***** TASK INPUT *****

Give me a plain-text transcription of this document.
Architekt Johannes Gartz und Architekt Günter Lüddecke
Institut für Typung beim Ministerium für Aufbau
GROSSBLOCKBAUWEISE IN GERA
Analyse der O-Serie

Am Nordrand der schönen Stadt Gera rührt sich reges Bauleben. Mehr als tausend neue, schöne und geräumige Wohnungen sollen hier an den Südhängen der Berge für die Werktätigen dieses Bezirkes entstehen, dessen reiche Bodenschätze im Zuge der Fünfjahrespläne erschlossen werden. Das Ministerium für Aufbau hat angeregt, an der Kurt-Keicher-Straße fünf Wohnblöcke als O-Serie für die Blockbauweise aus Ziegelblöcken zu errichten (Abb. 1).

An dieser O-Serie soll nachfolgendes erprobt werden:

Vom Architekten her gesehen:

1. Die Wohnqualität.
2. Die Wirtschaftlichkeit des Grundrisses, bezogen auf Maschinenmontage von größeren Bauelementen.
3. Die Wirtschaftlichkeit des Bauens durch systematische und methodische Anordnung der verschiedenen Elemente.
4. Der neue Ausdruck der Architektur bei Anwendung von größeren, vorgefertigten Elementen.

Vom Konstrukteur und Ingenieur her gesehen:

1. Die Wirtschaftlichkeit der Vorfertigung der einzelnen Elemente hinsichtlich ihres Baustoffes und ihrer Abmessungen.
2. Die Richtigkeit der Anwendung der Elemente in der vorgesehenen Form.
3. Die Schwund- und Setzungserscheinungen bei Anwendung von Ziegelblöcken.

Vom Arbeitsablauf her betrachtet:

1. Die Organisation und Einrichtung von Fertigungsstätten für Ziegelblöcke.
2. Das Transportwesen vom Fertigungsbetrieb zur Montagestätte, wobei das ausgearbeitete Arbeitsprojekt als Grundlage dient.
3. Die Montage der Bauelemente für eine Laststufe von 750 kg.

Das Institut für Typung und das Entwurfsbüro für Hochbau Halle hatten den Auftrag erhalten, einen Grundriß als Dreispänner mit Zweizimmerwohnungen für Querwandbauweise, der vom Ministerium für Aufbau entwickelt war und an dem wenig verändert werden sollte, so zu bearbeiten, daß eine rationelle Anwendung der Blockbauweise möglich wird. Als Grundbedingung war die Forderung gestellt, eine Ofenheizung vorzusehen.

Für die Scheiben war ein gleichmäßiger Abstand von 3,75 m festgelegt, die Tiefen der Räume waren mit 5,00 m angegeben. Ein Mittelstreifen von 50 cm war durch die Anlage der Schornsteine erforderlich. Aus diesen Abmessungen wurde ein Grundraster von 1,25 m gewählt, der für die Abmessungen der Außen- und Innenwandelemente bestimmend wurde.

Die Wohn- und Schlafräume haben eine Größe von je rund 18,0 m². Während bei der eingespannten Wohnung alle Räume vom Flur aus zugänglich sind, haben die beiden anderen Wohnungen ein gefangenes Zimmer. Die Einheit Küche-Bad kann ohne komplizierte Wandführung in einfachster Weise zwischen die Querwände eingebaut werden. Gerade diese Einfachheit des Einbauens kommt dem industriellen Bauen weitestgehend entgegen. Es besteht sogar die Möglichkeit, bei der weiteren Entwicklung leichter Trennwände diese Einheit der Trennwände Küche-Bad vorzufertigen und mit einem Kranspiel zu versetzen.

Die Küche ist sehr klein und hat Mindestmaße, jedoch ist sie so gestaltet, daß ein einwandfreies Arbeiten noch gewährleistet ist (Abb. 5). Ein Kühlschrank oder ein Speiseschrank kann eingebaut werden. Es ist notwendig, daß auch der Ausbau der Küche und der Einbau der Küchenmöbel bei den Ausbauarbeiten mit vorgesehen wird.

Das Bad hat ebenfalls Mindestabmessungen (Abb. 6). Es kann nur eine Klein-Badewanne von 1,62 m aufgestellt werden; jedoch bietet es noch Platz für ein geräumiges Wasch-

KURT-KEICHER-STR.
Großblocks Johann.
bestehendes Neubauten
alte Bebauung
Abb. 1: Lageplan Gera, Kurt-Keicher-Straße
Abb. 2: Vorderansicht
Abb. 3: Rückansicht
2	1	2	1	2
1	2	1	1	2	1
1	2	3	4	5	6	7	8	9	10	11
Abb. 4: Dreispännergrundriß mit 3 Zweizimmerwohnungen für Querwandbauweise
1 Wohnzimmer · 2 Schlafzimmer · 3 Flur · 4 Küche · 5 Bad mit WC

*****

| WORK INSTRUCTION |
Going through the entries above, show each line that contains "größeren".

| SOLUTION FOR THIS EXERCISE |
2. Die Wirtschaftlichkeit des Grundrisses, bezogen auf Maschinenmontage von größeren Bauelementen.
4. Der neue Ausdruck der Architektur bei Anwendung von größeren, vorgefertigten Elementen.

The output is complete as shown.